# TEXT UNDER STUDY
By Marshall Chasin, AuD
This is an abridged version of Dr Chasin’s September 18, 2012 blog column available by clicking here. —David Kirkwood, HHM Editor
It was a cold winter morning. The troops were unusually quiet, perhaps related to the “party” we had last night. The government had announced that they had discovered yet another digit for pi. For obvious reasons, the celebration went into the small hours of the morning. It was a welcome announcement, as things were not going well.
We were on the front lines. It seemed that, just as we captured another hill, NIOSH or OSHA or some other agency would change their minds. First, it was simply dB; then dB SPL; then dBA; and then back to dB SPL again. From time to time, we had visiting officers from the rear echelons who tried to convince us that we should really be fighting for Leq, or even one guy who suggested that we throw down our calculators and use Lex. Needless to say, he didn’t last long—someone accused him of belonging to Al-Gebra and he was soon arrested for trying to smuggle in weapons of math instruction.
But what are we really fighting for? Our families back home were happy with the decibel; actually my great-grandfather used to call it a Bel, but it was about 10 times too large for our uses so we divided it up in tenths and, using the metric system, called it a deciBel or dB. I recall as a youth we were also quite happy with just using dB SPL and I recall many wonderful bedtime stories where my mom and dad just said dB SPL as I gently fell asleep.

# WHAT THE TASK ASKS
Could you write the next part of the decibel column, picking up right after its last paragraph? The data after the decibel column isn't needed here.

# Stored items
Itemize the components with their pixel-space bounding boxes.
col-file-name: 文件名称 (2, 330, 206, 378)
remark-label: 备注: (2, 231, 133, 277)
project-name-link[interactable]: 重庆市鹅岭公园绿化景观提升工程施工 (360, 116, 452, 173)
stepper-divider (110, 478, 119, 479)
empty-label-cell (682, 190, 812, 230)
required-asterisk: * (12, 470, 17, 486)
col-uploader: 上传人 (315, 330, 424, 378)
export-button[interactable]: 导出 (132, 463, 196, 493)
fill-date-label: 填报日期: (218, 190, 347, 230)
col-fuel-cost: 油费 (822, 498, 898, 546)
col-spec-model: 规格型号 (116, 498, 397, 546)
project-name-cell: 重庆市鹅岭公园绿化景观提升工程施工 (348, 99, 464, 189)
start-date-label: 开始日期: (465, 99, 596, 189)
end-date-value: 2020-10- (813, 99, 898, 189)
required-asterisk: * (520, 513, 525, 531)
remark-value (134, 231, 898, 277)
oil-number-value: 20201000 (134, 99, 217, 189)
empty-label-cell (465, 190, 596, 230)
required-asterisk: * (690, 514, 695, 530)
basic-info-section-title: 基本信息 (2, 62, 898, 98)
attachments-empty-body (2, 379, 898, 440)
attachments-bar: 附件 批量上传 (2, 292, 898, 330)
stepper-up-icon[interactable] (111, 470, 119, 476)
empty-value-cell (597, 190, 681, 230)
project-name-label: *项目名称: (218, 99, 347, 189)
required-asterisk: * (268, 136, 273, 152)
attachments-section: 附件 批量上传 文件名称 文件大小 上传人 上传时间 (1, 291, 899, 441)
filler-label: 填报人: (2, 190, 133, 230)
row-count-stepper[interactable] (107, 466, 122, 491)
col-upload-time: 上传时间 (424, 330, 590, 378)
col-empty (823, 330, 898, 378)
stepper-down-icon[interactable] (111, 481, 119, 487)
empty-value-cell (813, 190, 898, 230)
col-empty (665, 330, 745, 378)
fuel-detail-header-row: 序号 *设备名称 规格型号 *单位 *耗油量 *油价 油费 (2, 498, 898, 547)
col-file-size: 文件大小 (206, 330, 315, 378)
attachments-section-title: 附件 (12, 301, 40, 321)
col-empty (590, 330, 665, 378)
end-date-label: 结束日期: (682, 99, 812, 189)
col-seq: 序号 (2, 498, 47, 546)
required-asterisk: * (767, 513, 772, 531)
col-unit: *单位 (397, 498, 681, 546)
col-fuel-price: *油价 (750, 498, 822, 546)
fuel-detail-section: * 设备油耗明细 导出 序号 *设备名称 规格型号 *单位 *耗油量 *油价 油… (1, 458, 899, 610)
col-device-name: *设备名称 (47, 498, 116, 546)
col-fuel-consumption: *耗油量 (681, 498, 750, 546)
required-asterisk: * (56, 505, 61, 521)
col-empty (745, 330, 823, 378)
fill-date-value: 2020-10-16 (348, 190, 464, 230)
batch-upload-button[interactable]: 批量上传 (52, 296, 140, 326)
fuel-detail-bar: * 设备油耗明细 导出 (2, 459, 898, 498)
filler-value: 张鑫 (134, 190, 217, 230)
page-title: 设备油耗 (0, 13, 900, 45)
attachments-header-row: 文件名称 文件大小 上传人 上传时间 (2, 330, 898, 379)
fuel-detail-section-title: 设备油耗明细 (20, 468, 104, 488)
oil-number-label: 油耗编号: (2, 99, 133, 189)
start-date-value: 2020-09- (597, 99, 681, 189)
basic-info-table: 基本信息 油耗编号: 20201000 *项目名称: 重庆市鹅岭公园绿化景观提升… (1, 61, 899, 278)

# REPLY TO THE EXERCISE
The introduction of dBA was like a knife running through our civic souls. Why introduce another acronym? We were relatively happy, albeit not ecstatic, with dB SPL because we realized its limitations. Every kid did. The dB SPL scale treats all frequencies the same. It is a truly non-discriminatory scale. We can measure 500 Hz and get a measure of the level in dB SPL; we can measure 4000 Hz (my personal favorite) and also get a measure of the level in dB SPL. So why ruin something that seemed to work?
Well, this is where the war started. Actually, the government called it a conflict. But for those of us on the front lines, it’s the same thing. Someone had the idea that we should measure noise and music in dBA, a scale that estimates what actually gets through to the cochlea. Low-frequency sounds tend to see a larger obstruction when they impinge upon the eardrum than do mid-frequency sounds. In fact, it takes about 25 dB of low-frequency sound (at 125 Hz) to overcome the eardrum (and middle ear structures) resistance to this sound.
In contrast, the mid and higher frequencies don’t see the eardrum as an obstruction. For those who like percentages, the eardrum and middle ear system is only about 66% efficient. This doesn’t sound great, but it is. After all, sound needs to travel from the medium of air, to the medium of fluid in the inner ear. Normally, 99.9% of the sound energy would be lost (or 0.001 of the energy gets through) when sound goes from air to water, and for those who like math, 10log10-3 is 30 dB. Actually, it’s still the same thing even if you don’t like math!
So, a reduction of just 25 dB and only for the lower frequencies is pretty good. The eardrum and middle ear system has done a remarkable, but not a perfect, job of overcoming this sound transmission problem. It gets worse when you present the sound to the ear directly with headphones—then, it takes about 45 dB to be just audible at 125 Hz. The difference is primarily due to vascular noise of the blood running through our blood vessels.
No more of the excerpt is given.